#### PROBLEM DESCRIPTION
Each line that holds the word "band" counts once; give the total for the records below and nothing else.

Begin ITEMS

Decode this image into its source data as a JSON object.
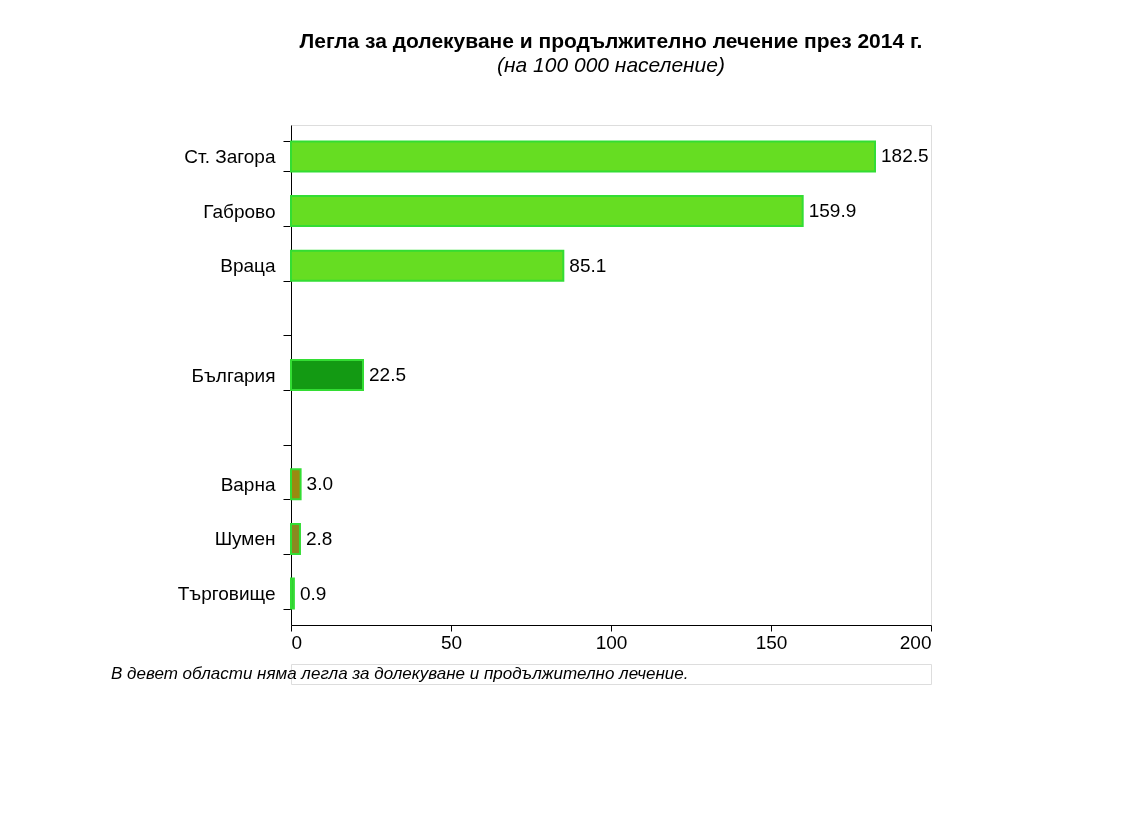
{
  "chart_data": {
    "type": "bar",
    "orientation": "horizontal",
    "title": "Легла за долекуване и продължително лечение през 2014 г.",
    "subtitle": "(на 100 000 население)",
    "categories": [
      "Ст. Загора",
      "Габрово",
      "Враца",
      null,
      "България",
      null,
      "Варна",
      "Шумен",
      "Търговище"
    ],
    "values": [
      182.5,
      159.9,
      85.1,
      null,
      22.5,
      null,
      3.0,
      2.8,
      0.9
    ],
    "colors": [
      "#66dd22",
      "#66dd22",
      "#66dd22",
      null,
      "#139a13",
      null,
      "#9a8a10",
      "#8a8a20",
      "#33cc33"
    ],
    "value_labels": [
      "182.5",
      "159.9",
      "85.1",
      null,
      "22.5",
      null,
      "3.0",
      "2.8",
      "0.9"
    ],
    "xlim": [
      0,
      200
    ],
    "xticks": [
      0,
      50,
      100,
      150,
      200
    ],
    "grid": false,
    "annotations": [
      "В девет области няма легла за долекуване и продължително лечение."
    ]
  }
}
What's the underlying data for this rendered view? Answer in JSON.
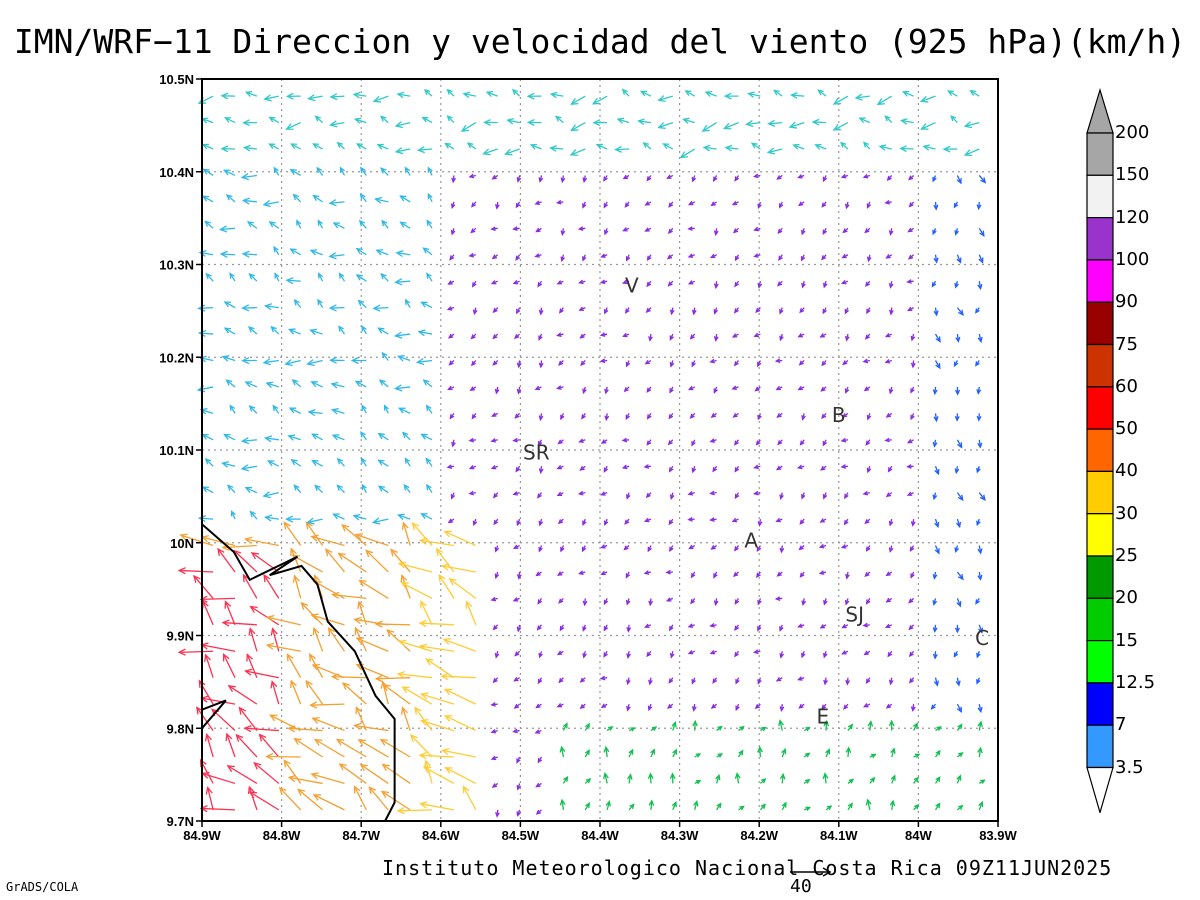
{
  "title": "IMN/WRF−11 Direccion y velocidad del viento (925 hPa)(km/h)",
  "footer": "Instituto Meteorologico Nacional Costa Rica 09Z11JUN2025",
  "software": "GrADS/COLA",
  "reference_vector": {
    "value": "40",
    "speed": 40
  },
  "axes": {
    "lon_range": [
      -84.9,
      -83.9
    ],
    "lat_range": [
      9.7,
      10.5
    ],
    "lon_ticks": [
      {
        "value": -84.9,
        "label": "84.9W"
      },
      {
        "value": -84.8,
        "label": "84.8W"
      },
      {
        "value": -84.7,
        "label": "84.7W"
      },
      {
        "value": -84.6,
        "label": "84.6W"
      },
      {
        "value": -84.5,
        "label": "84.5W"
      },
      {
        "value": -84.4,
        "label": "84.4W"
      },
      {
        "value": -84.3,
        "label": "84.3W"
      },
      {
        "value": -84.2,
        "label": "84.2W"
      },
      {
        "value": -84.1,
        "label": "84.1W"
      },
      {
        "value": -84.0,
        "label": "84W"
      },
      {
        "value": -83.9,
        "label": "83.9W"
      }
    ],
    "lat_ticks": [
      {
        "value": 10.5,
        "label": "10.5N"
      },
      {
        "value": 10.4,
        "label": "10.4N"
      },
      {
        "value": 10.3,
        "label": "10.3N"
      },
      {
        "value": 10.2,
        "label": "10.2N"
      },
      {
        "value": 10.1,
        "label": "10.1N"
      },
      {
        "value": 10.0,
        "label": "10N"
      },
      {
        "value": 9.9,
        "label": "9.9N"
      },
      {
        "value": 9.8,
        "label": "9.8N"
      },
      {
        "value": 9.7,
        "label": "9.7N"
      }
    ],
    "grid": true
  },
  "colorbar": {
    "levels": [
      "3.5",
      "7",
      "12.5",
      "15",
      "20",
      "25",
      "30",
      "40",
      "50",
      "60",
      "75",
      "90",
      "100",
      "120",
      "150",
      "200"
    ],
    "colors": [
      "#66ffff",
      "#3399ff",
      "#0000ff",
      "#00ff00",
      "#00cc00",
      "#009900",
      "#ffff00",
      "#ffcc00",
      "#ff6600",
      "#ff0000",
      "#cc3300",
      "#990000",
      "#ff00ff",
      "#9933cc",
      "#f2f2f2",
      "#a6a6a6"
    ],
    "upper_arrow_color": "#a6a6a6",
    "lower_arrow_color": "#ffffff"
  },
  "places": [
    {
      "label": "V",
      "lon": -84.36,
      "lat": 10.27
    },
    {
      "label": "SR",
      "lon": -84.48,
      "lat": 10.09
    },
    {
      "label": "B",
      "lon": -84.1,
      "lat": 10.13
    },
    {
      "label": "A",
      "lon": -84.21,
      "lat": 9.995
    },
    {
      "label": "SJ",
      "lon": -84.08,
      "lat": 9.915
    },
    {
      "label": "C",
      "lon": -83.92,
      "lat": 9.89
    },
    {
      "label": "E",
      "lon": -84.12,
      "lat": 9.805
    }
  ],
  "coastline": [
    [
      -84.9,
      10.02
    ],
    [
      -84.86,
      9.99
    ],
    [
      -84.84,
      9.96
    ],
    [
      -84.78,
      9.985
    ],
    [
      -84.815,
      9.965
    ],
    [
      -84.775,
      9.975
    ],
    [
      -84.755,
      9.955
    ],
    [
      -84.742,
      9.915
    ],
    [
      -84.708,
      9.883
    ],
    [
      -84.682,
      9.835
    ],
    [
      -84.658,
      9.81
    ],
    [
      -84.658,
      9.72
    ],
    [
      -84.67,
      9.7
    ]
  ],
  "coastline2": [
    [
      -84.9,
      9.8
    ],
    [
      -84.87,
      9.83
    ],
    [
      -84.9,
      9.82
    ]
  ],
  "wind_regions": [
    {
      "name": "southwest-strong",
      "lon": [
        -84.9,
        -84.55
      ],
      "lat": [
        9.7,
        10.0
      ],
      "u": -30,
      "v": 22,
      "color": "#f5a030"
    },
    {
      "name": "north-easterly-band",
      "lon": [
        -84.9,
        -83.9
      ],
      "lat": [
        10.42,
        10.5
      ],
      "u": -14,
      "v": 2,
      "color": "#30c8c8"
    },
    {
      "name": "western-easterlies",
      "lon": [
        -84.9,
        -84.6
      ],
      "lat": [
        10.0,
        10.42
      ],
      "u": -12,
      "v": 6,
      "color": "#30b8e8"
    },
    {
      "name": "interior-light",
      "lon": [
        -84.55,
        -83.9
      ],
      "lat": [
        9.8,
        10.42
      ],
      "u": -4,
      "v": -4,
      "color": "#8a2be2"
    },
    {
      "name": "eastern-southerlies",
      "lon": [
        -84.0,
        -83.9
      ],
      "lat": [
        9.7,
        10.45
      ],
      "u": 0,
      "v": -8,
      "color": "#2060ff"
    },
    {
      "name": "southern-band",
      "lon": [
        -84.45,
        -83.9
      ],
      "lat": [
        9.7,
        9.8
      ],
      "u": 4,
      "v": 8,
      "color": "#10c050"
    }
  ]
}
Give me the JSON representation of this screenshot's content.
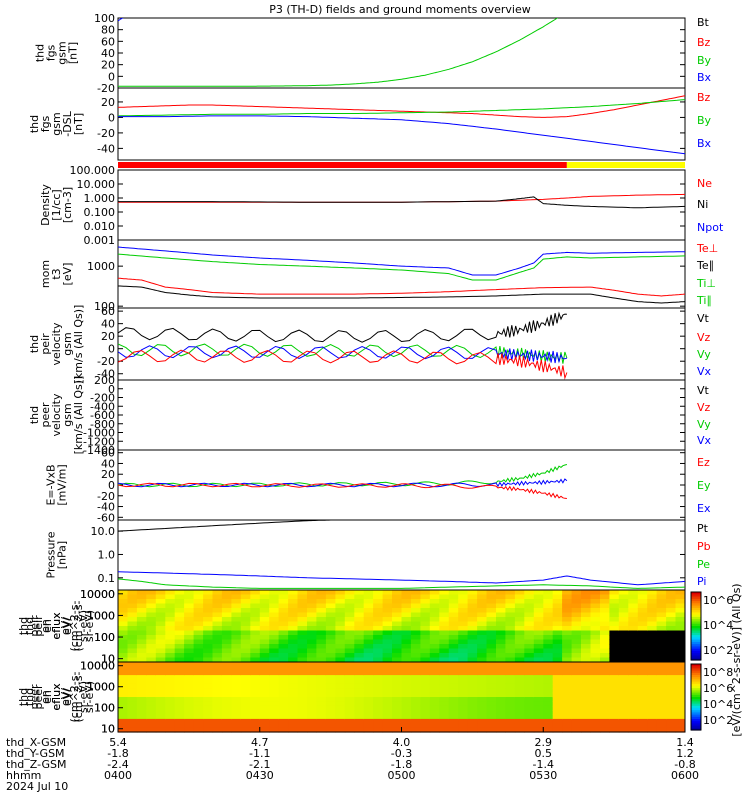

End ITEMS

#### ANSWER TO THIS PROBLEM
2